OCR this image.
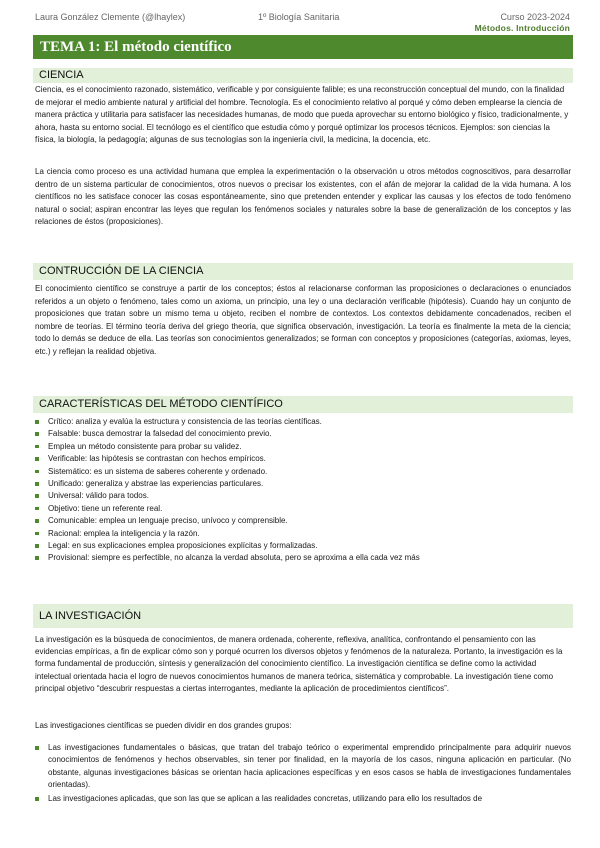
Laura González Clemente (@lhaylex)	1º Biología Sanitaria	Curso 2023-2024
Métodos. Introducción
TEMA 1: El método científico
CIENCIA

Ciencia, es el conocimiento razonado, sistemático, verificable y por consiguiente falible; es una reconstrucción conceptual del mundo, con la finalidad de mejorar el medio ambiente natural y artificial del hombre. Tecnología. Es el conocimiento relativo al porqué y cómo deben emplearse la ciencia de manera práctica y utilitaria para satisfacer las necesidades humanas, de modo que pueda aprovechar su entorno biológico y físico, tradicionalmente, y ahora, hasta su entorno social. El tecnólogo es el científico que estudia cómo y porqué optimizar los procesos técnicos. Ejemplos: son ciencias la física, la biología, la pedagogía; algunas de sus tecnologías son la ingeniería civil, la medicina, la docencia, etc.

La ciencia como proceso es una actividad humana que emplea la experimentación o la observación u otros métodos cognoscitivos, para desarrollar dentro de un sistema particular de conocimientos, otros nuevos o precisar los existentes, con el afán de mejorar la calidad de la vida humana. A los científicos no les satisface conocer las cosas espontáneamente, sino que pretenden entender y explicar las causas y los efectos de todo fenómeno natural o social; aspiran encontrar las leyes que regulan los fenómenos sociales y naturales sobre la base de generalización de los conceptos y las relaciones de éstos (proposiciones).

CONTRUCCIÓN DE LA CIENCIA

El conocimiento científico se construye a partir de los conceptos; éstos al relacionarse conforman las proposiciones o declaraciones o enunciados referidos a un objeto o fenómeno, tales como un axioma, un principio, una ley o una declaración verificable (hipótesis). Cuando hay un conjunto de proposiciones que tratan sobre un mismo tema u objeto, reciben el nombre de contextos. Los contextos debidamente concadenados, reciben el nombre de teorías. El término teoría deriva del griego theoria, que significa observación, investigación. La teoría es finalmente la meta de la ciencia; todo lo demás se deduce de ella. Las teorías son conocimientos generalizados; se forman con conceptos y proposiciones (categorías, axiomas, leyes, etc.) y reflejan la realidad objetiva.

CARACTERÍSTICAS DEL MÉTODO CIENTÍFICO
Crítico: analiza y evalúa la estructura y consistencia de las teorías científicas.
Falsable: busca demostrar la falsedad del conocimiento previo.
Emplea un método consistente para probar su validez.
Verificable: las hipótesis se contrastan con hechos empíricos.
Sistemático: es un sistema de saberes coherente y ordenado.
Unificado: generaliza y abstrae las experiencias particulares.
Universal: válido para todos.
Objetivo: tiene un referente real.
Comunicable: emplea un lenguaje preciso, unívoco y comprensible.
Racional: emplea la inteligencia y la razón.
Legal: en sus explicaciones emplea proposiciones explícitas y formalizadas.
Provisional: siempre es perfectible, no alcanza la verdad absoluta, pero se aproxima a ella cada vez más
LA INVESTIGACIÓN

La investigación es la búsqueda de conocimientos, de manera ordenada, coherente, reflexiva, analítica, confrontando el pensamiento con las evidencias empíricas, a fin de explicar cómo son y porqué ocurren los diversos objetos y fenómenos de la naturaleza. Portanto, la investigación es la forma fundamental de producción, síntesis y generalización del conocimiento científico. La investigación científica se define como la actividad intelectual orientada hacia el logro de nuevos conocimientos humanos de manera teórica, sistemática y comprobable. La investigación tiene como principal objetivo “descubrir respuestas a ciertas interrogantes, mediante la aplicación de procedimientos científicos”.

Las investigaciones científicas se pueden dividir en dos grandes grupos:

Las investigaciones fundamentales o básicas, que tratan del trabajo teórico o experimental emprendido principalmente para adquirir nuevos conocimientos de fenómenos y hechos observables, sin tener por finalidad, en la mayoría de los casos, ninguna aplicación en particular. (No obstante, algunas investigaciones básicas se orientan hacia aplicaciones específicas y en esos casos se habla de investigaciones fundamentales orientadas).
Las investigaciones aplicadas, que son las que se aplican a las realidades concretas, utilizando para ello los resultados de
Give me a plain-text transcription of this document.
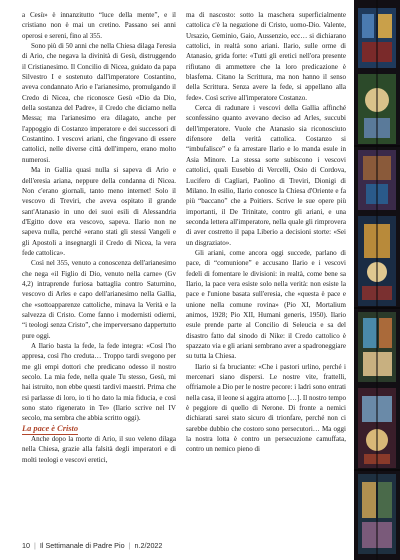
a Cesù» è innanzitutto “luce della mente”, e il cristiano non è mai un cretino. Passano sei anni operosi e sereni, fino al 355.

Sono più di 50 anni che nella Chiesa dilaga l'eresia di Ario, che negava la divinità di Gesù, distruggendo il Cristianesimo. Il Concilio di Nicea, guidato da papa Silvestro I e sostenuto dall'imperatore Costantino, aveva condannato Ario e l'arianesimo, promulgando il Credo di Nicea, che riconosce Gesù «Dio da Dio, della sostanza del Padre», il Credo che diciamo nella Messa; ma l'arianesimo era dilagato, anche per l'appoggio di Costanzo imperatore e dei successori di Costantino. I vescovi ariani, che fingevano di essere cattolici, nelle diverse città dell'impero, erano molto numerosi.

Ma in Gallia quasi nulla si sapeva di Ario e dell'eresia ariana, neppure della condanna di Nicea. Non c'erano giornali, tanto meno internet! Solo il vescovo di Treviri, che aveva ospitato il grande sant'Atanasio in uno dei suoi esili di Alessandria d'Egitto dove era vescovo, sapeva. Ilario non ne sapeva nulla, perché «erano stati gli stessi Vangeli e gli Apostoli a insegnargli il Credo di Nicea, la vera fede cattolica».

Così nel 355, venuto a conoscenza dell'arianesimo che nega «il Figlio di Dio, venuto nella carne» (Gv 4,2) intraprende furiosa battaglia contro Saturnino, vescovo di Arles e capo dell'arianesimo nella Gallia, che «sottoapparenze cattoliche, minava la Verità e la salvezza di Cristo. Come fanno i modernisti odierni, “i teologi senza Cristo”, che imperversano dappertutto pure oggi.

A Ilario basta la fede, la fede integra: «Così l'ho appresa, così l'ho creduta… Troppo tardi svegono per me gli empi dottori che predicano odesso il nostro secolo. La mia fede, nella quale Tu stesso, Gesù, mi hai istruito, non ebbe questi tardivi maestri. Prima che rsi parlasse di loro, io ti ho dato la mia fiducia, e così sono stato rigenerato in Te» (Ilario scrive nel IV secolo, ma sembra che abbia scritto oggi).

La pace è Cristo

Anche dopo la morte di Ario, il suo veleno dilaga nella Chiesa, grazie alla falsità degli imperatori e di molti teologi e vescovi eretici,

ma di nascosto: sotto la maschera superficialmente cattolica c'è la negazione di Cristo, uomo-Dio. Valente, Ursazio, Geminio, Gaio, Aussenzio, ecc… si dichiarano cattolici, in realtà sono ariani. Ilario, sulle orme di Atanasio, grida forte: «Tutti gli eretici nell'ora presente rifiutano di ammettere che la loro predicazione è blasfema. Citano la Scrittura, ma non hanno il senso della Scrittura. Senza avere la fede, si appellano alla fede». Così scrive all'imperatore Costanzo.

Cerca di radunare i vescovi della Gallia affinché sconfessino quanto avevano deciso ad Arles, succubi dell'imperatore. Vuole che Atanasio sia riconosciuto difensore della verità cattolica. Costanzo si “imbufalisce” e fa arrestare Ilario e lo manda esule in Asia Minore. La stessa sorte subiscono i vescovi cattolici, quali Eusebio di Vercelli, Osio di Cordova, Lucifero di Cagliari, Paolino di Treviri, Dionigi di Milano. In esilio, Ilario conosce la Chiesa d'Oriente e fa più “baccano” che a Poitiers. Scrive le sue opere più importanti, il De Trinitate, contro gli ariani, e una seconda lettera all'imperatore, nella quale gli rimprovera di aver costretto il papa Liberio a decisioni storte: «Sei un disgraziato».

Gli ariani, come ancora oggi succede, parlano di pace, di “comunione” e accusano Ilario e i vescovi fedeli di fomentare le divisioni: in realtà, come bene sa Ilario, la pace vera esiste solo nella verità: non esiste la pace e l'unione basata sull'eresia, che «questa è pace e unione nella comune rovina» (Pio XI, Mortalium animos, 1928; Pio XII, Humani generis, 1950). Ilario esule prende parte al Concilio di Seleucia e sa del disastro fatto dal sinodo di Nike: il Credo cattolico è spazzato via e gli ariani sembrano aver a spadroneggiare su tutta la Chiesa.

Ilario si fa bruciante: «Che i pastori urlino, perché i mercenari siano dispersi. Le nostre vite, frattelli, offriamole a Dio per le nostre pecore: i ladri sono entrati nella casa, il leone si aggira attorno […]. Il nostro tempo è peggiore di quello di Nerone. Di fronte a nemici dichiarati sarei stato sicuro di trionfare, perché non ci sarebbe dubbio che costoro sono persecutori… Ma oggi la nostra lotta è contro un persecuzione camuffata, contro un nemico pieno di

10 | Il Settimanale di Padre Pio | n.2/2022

════

> WHAT YOU ARE ASKED TO DO: Copy out the lines that hold "alla".

> THE ANSWER:
Anche dopo la morte di Ario, il suo veleno dilaga nella Chiesa, grazie alla falsità degli imperatori e di molti teologi e vescovi eretici,
ma di nascosto: sotto la maschera superficialmente cattolica c'è la negazione di Cristo, uomo-Dio. Valente, Ursazio, Geminio, Gaio, Aussenzio, ecc… si dichiarano cattolici, in realtà sono ariani. Ilario, sulle orme di Atanasio, grida forte: «Tutti gli eretici nell'ora presente rifiutano di ammettere che la loro predicazione è blasfema. Citano la Scrittura, ma non hanno il senso della Scrittura. Senza avere la fede, si appellano alla fede». Così scrive all'imperatore Costanzo.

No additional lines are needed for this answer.